_Aim_
Copy the lines of the material below word for word, starting at the line that has "learn-more-button[interactable]: Learn more" and ending after the line that has "carousel-dot-4[interactable] (325, 730, 345, 751)".

[Saved entries]

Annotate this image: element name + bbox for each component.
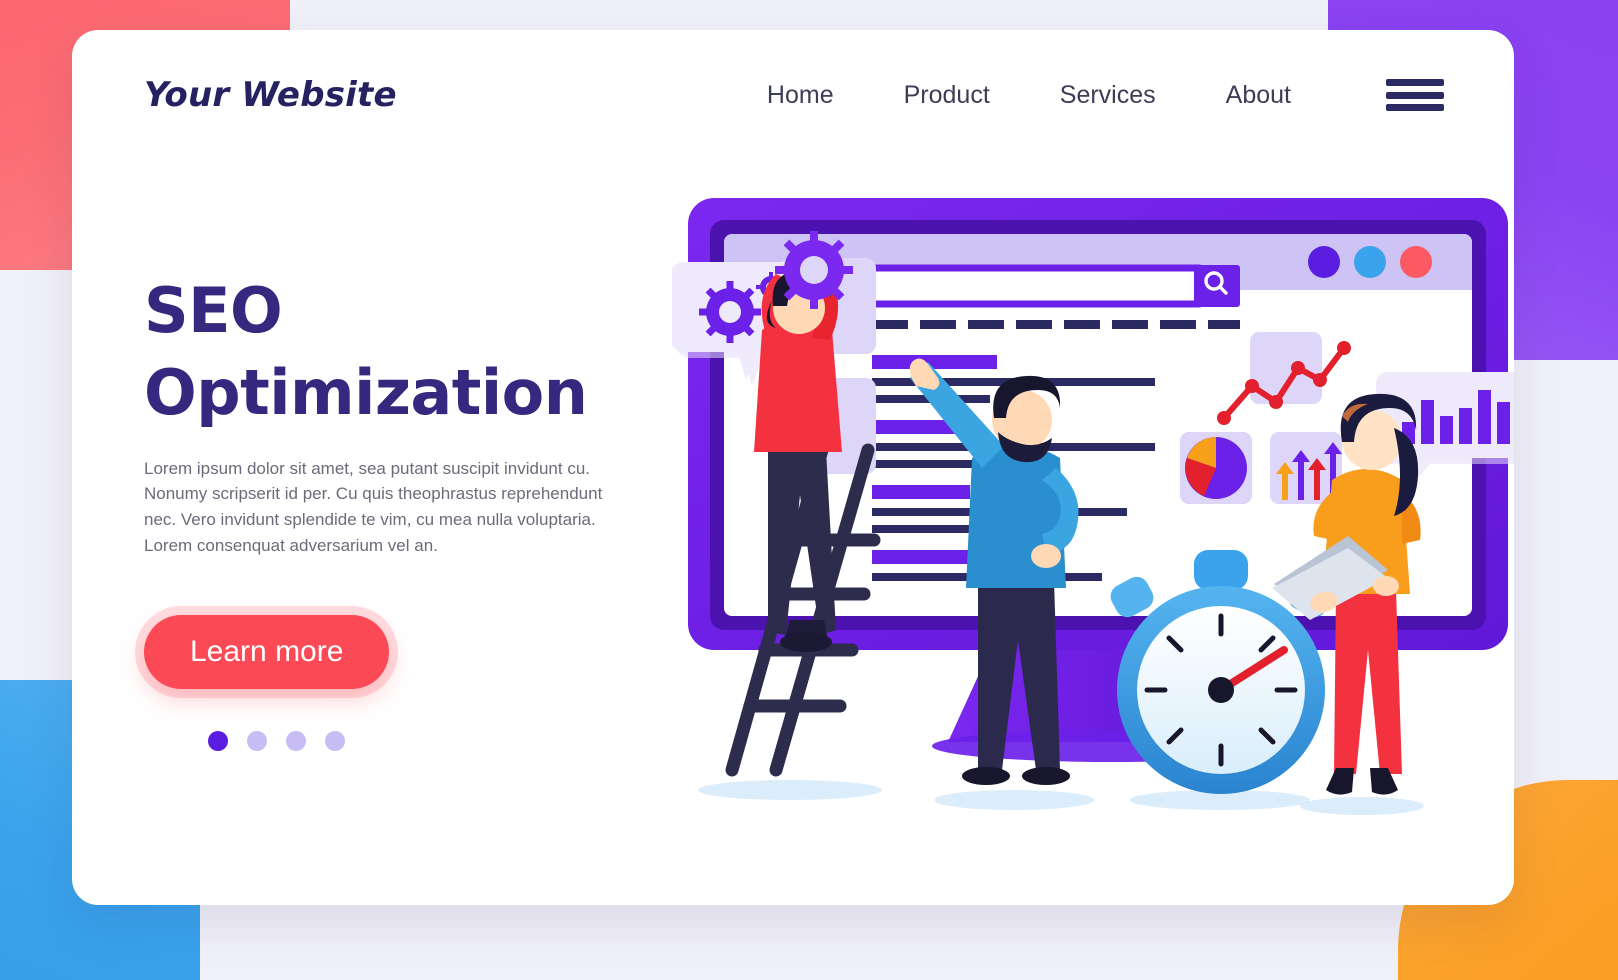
learn-more-button[interactable]: Learn more (144, 614, 390, 689)
hero-section: SEO Optimization Lorem ipsum dolor sit a… (144, 270, 674, 751)
main-navigation: Home Product Services About (732, 75, 1444, 115)
carousel-dot-4[interactable] (325, 730, 345, 751)
page-title: SEO Optimization (144, 270, 674, 434)
landing-page-card: Your Website Home Product Services About… (72, 30, 1514, 905)
browser-dot-red (1400, 246, 1432, 278)
carousel-dot-1[interactable] (208, 730, 228, 751)
site-header: Your Website Home Product Services About (72, 30, 1514, 160)
hamburger-icon[interactable] (1386, 75, 1444, 115)
browser-dot-blue (1354, 246, 1386, 278)
seo-optimization-illustration (672, 150, 1514, 850)
nav-item-about[interactable]: About (1191, 81, 1326, 110)
nav-item-services[interactable]: Services (1025, 81, 1191, 110)
hero-description: Lorem ipsum dolor sit amet, sea putant s… (144, 458, 603, 556)
page-title-line2: Optimization (144, 355, 588, 429)
pie-chart-card (1180, 432, 1252, 504)
carousel-dot-2[interactable] (247, 730, 267, 751)
carousel-dot-3[interactable] (286, 730, 306, 751)
nav-item-home[interactable]: Home (732, 81, 869, 110)
hamburger-bar (1386, 79, 1444, 86)
page-title-line1: SEO (144, 274, 283, 347)
browser-dot-purple (1308, 246, 1340, 278)
hamburger-bar (1386, 104, 1444, 111)
nav-item-product[interactable]: Product (869, 81, 1025, 110)
gear-icon (775, 231, 853, 309)
stopwatch-crown (1194, 550, 1248, 590)
site-logo[interactable]: Your Website (144, 75, 397, 115)
carousel-dots (144, 730, 674, 751)
search-input (868, 264, 1206, 308)
hamburger-bar (1386, 91, 1444, 99)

_Reply to the task_
learn-more-button[interactable]: Learn more (144, 614, 390, 689)
hero-section: SEO Optimization Lorem ipsum dolor sit a… (144, 270, 674, 751)
main-navigation: Home Product Services About (732, 75, 1444, 115)
carousel-dot-4[interactable] (325, 730, 345, 751)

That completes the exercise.